TASK TO COMPLETE: Each entry must be given again exactly; images do not belong in the copy.

STORED ROWS:

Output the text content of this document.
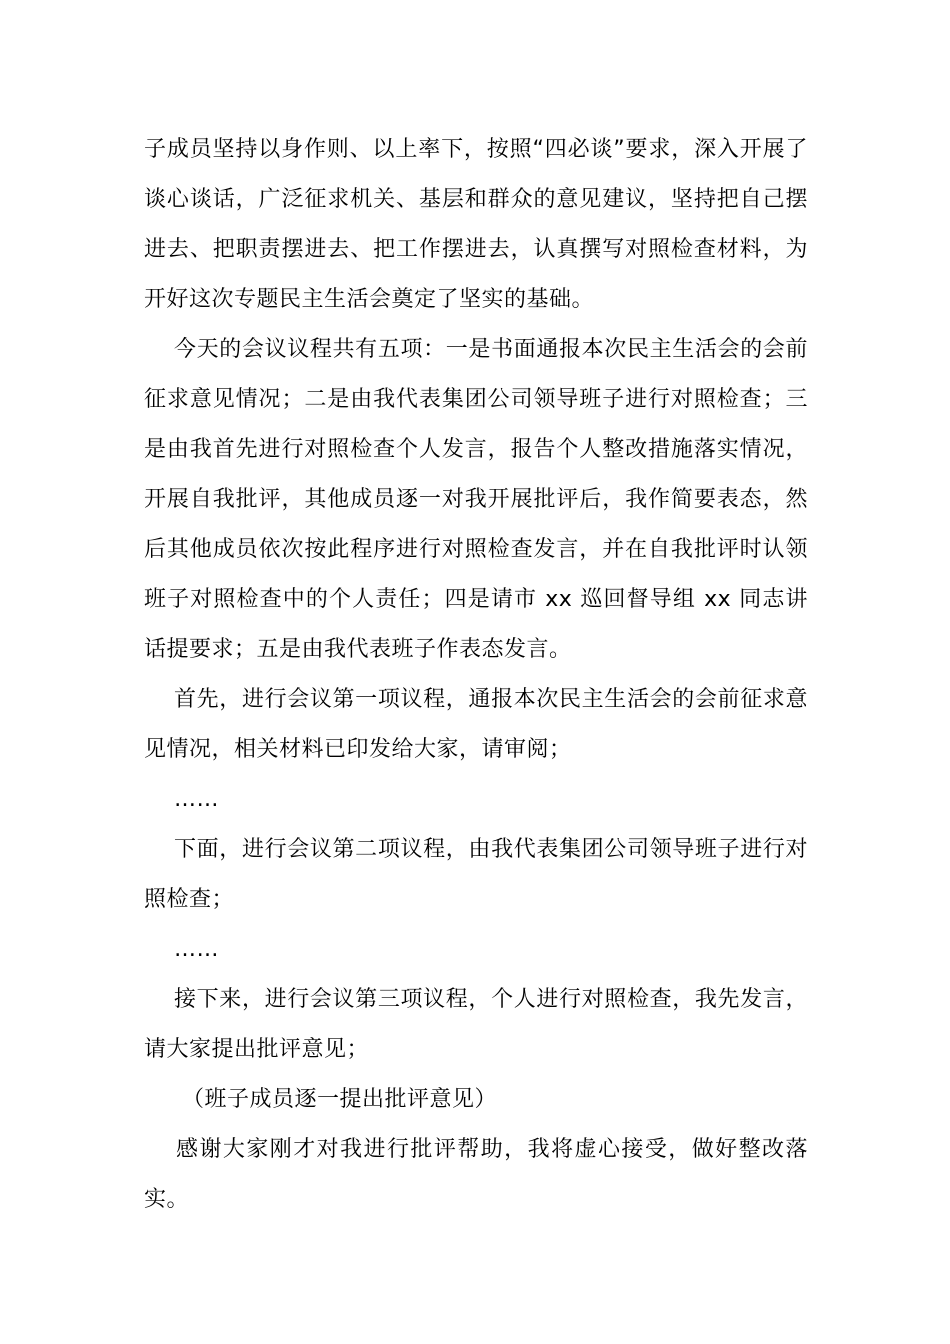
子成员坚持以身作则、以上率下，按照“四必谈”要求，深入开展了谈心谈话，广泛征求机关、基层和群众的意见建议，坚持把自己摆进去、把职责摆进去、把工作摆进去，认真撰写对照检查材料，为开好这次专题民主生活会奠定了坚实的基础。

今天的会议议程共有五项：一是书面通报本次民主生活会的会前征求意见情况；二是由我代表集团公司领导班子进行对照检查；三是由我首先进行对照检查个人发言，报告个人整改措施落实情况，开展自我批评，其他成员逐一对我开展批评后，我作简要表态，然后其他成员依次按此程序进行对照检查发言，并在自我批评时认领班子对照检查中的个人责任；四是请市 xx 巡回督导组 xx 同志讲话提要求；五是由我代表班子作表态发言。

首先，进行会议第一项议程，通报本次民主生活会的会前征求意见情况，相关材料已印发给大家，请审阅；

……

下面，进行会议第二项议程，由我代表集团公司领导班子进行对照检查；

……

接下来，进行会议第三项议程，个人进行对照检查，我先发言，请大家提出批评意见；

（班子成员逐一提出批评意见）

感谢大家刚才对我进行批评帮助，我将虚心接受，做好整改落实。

RESULT:
Output the text content of this document.
子成员坚持以身作则、以上率下，按照“四必谈”要求，深入开展了谈心谈话，广泛征求机关、基层和群众的意见建议，坚持把自己摆进去、把职责摆进去、把工作摆进去，认真撰写对照检查材料，为开好这次专题民主生活会奠定了坚实的基础。

今天的会议议程共有五项：一是书面通报本次民主生活会的会前征求意见情况；二是由我代表集团公司领导班子进行对照检查；三是由我首先进行对照检查个人发言，报告个人整改措施落实情况，开展自我批评，其他成员逐一对我开展批评后，我作简要表态，然后其他成员依次按此程序进行对照检查发言，并在自我批评时认领班子对照检查中的个人责任；四是请市 xx 巡回督导组 xx 同志讲话提要求；五是由我代表班子作表态发言。

首先，进行会议第一项议程，通报本次民主生活会的会前征求意见情况，相关材料已印发给大家，请审阅；

……

下面，进行会议第二项议程，由我代表集团公司领导班子进行对照检查；

……

接下来，进行会议第三项议程，个人进行对照检查，我先发言，请大家提出批评意见；

（班子成员逐一提出批评意见）

感谢大家刚才对我进行批评帮助，我将虚心接受，做好整改落实。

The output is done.